## Dataset entries on figures
>> Begin

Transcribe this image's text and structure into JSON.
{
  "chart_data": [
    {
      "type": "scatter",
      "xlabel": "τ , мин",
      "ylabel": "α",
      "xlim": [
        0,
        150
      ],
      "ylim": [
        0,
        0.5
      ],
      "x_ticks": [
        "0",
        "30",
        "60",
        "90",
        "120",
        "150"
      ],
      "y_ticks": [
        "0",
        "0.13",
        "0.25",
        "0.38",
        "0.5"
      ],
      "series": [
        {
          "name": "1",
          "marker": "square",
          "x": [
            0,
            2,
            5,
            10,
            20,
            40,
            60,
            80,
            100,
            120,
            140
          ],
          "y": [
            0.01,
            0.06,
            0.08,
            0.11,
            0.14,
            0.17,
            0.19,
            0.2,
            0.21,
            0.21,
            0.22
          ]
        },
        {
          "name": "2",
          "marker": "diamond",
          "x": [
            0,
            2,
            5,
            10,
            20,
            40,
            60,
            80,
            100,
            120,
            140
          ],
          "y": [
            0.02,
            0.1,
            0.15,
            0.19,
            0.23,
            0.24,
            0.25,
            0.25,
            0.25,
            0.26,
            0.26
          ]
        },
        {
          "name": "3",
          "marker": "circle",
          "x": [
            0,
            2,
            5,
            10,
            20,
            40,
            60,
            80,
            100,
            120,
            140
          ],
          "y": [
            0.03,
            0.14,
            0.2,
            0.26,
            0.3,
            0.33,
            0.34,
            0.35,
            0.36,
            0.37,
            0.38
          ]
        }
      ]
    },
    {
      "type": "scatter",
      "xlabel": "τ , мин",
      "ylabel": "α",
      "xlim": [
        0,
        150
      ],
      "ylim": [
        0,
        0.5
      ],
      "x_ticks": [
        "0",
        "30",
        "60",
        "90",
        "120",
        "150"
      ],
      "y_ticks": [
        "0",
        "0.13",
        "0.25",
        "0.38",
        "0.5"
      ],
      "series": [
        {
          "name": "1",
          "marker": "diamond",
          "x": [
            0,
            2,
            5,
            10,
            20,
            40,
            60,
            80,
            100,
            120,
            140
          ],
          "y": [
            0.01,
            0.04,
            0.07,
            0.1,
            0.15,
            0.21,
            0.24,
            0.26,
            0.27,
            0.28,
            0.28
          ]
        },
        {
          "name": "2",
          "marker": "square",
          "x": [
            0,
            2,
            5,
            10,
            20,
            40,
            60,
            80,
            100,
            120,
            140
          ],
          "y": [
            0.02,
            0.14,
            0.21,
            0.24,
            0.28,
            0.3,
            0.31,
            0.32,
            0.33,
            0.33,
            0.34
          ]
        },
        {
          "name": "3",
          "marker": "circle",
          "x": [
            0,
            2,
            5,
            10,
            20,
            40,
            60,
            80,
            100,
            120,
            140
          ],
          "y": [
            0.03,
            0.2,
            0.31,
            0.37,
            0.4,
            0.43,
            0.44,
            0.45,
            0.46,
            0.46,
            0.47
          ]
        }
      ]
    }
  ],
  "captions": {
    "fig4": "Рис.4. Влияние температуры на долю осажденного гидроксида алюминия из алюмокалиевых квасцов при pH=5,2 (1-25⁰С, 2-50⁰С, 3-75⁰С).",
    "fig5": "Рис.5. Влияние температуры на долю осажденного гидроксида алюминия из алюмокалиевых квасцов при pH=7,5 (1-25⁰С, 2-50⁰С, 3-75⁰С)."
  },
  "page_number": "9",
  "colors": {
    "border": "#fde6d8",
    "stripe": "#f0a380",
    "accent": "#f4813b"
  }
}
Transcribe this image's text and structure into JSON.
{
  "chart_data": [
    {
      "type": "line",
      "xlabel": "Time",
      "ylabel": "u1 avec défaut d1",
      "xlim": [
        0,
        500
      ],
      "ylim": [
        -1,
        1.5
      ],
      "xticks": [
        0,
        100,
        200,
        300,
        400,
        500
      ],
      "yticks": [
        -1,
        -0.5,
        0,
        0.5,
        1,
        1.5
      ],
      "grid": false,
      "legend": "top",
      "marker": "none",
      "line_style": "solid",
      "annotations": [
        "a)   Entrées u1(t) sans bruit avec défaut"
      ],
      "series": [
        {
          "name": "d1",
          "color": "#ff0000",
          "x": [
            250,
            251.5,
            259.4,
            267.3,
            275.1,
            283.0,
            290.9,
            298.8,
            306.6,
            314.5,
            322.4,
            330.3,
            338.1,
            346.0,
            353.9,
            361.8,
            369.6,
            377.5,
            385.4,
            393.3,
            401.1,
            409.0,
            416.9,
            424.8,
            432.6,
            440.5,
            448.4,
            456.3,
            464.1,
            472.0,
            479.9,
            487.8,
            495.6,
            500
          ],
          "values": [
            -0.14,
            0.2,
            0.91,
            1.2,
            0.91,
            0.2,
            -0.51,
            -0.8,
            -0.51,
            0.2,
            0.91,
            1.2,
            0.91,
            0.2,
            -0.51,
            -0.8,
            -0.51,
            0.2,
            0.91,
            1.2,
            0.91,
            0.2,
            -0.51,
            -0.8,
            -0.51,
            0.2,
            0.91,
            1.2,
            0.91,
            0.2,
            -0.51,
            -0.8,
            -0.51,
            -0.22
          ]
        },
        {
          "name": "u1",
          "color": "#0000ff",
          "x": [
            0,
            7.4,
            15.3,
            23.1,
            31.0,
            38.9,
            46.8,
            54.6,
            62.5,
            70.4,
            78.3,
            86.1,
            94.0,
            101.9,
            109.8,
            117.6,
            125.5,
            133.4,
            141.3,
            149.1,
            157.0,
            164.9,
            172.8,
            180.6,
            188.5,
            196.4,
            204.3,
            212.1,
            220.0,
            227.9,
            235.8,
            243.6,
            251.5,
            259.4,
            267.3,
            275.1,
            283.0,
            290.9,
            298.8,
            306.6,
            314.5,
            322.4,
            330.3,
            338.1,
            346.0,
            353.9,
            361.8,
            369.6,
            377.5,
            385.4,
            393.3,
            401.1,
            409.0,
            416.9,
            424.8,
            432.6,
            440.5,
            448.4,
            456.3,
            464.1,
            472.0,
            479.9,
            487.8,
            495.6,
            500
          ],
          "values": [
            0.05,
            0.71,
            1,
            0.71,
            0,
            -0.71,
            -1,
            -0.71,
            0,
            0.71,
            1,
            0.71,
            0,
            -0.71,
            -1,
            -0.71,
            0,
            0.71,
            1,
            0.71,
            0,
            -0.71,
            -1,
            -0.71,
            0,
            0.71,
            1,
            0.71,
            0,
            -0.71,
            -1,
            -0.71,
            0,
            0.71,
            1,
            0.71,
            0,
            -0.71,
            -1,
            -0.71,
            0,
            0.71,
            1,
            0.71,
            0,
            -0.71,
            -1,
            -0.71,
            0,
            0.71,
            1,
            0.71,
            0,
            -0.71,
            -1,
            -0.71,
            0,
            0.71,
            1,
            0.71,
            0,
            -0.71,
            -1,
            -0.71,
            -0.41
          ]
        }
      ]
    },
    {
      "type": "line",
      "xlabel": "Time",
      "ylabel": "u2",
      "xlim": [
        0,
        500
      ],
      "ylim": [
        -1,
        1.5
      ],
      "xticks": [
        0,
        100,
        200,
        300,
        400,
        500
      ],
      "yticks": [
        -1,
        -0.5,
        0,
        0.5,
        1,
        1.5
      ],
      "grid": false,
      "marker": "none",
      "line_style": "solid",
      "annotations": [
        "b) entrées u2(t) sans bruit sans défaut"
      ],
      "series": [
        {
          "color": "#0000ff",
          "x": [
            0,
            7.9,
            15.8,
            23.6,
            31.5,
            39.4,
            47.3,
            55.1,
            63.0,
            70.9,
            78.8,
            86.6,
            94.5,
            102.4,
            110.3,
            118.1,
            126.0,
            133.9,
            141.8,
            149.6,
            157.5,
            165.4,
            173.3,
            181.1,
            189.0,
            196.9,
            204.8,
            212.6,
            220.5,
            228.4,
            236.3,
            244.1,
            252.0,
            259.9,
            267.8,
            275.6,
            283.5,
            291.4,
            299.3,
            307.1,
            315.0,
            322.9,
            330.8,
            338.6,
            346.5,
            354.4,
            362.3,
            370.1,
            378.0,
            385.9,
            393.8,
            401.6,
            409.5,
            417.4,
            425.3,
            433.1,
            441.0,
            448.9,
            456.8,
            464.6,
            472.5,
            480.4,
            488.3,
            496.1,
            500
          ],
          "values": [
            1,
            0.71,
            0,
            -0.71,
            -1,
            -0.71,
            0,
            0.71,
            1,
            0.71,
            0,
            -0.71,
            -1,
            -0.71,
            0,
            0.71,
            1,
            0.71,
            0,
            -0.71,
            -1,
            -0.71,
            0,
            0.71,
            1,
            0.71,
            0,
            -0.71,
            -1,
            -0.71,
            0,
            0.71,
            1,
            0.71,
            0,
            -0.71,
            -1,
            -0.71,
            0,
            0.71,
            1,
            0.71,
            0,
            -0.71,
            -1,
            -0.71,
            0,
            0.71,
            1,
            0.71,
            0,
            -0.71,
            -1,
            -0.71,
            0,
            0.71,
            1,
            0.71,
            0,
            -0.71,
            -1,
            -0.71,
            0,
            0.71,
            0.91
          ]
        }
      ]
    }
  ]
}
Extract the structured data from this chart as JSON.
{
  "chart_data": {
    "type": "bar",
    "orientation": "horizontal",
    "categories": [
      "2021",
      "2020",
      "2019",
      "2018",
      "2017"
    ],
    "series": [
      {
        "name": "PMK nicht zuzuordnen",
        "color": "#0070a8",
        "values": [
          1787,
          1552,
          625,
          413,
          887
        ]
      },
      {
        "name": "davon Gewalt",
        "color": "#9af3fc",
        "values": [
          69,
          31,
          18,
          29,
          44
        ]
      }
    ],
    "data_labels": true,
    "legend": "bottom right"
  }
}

>> End

## REQUEST
Write out the lines above, starting at the line that contains "Extract the structured" and ending with the final line, and nothing else; copy them exactly.

## ANSWER TO THE PROBLEM
Extract the structured data from this chart as JSON.
{
  "chart_data": {
    "type": "bar",
    "orientation": "horizontal",
    "categories": [
      "2021",
      "2020",
      "2019",
      "2018",
      "2017"
    ],
    "series": [
      {
        "name": "PMK nicht zuzuordnen",
        "color": "#0070a8",
        "values": [
          1787,
          1552,
          625,
          413,
          887
        ]
      },
      {
        "name": "davon Gewalt",
        "color": "#9af3fc",
        "values": [
          69,
          31,
          18,
          29,
          44
        ]
      }
    ],
    "data_labels": true,
    "legend": "bottom right"
  }
}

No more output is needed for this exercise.